▶ [What to work on]: Read the data and repeat all of it exactly.
## begin Dataset entries
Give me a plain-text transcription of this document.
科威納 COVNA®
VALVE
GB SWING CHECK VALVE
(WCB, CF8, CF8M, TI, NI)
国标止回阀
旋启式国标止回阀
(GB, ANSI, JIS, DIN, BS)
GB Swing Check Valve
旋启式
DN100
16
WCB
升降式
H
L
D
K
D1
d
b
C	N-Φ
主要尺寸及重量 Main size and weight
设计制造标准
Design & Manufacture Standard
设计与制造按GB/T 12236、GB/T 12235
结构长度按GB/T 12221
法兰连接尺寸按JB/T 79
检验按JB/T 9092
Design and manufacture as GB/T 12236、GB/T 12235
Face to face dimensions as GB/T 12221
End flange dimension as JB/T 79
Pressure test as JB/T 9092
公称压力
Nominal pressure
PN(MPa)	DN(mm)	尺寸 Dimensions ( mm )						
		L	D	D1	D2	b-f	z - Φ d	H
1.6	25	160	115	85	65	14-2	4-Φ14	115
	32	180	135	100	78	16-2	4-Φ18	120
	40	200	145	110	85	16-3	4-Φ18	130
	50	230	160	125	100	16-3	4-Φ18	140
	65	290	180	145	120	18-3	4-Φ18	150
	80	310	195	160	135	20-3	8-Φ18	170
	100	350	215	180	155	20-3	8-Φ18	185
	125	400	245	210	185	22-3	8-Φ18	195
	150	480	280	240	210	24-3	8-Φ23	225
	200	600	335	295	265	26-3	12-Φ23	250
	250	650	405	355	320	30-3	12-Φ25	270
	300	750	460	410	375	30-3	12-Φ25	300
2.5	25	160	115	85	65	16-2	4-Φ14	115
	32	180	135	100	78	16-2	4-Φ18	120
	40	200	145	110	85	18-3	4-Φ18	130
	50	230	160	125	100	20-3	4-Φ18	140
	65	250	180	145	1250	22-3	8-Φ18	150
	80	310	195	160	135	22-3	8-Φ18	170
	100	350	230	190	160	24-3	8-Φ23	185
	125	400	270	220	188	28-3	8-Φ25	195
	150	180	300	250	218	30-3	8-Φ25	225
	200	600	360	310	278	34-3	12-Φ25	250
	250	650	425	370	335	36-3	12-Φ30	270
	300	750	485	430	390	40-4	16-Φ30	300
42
## end Dataset entries
▶ [Completed exercise]:
Give me a plain-text transcription of this document.
科威納 COVNA®
VALVE
GB SWING CHECK VALVE
(WCB, CF8, CF8M, TI, NI)
国标止回阀
旋启式国标止回阀
(GB, ANSI, JIS, DIN, BS)
GB Swing Check Valve
旋启式
DN100
16
WCB
升降式
H
L
D
K
D1
d
b
C	N-Φ
主要尺寸及重量 Main size and weight
设计制造标准
Design & Manufacture Standard
设计与制造按GB/T 12236、GB/T 12235
结构长度按GB/T 12221
法兰连接尺寸按JB/T 79
检验按JB/T 9092
Design and manufacture as GB/T 12236、GB/T 12235
Face to face dimensions as GB/T 12221
End flange dimension as JB/T 79
Pressure test as JB/T 9092
公称压力
Nominal pressure
PN(MPa)	DN(mm)	尺寸 Dimensions ( mm )						
		L	D	D1	D2	b-f	z - Φ d	H
1.6	25	160	115	85	65	14-2	4-Φ14	115
	32	180	135	100	78	16-2	4-Φ18	120
	40	200	145	110	85	16-3	4-Φ18	130
	50	230	160	125	100	16-3	4-Φ18	140
	65	290	180	145	120	18-3	4-Φ18	150
	80	310	195	160	135	20-3	8-Φ18	170
	100	350	215	180	155	20-3	8-Φ18	185
	125	400	245	210	185	22-3	8-Φ18	195
	150	480	280	240	210	24-3	8-Φ23	225
	200	600	335	295	265	26-3	12-Φ23	250
	250	650	405	355	320	30-3	12-Φ25	270
	300	750	460	410	375	30-3	12-Φ25	300
2.5	25	160	115	85	65	16-2	4-Φ14	115
	32	180	135	100	78	16-2	4-Φ18	120
	40	200	145	110	85	18-3	4-Φ18	130
	50	230	160	125	100	20-3	4-Φ18	140
	65	250	180	145	1250	22-3	8-Φ18	150
	80	310	195	160	135	22-3	8-Φ18	170
	100	350	230	190	160	24-3	8-Φ23	185
	125	400	270	220	188	28-3	8-Φ25	195
	150	180	300	250	218	30-3	8-Φ25	225
	200	600	360	310	278	34-3	12-Φ25	250
	250	650	425	370	335	36-3	12-Φ30	270
	300	750	485	430	390	40-4	16-Φ30	300
42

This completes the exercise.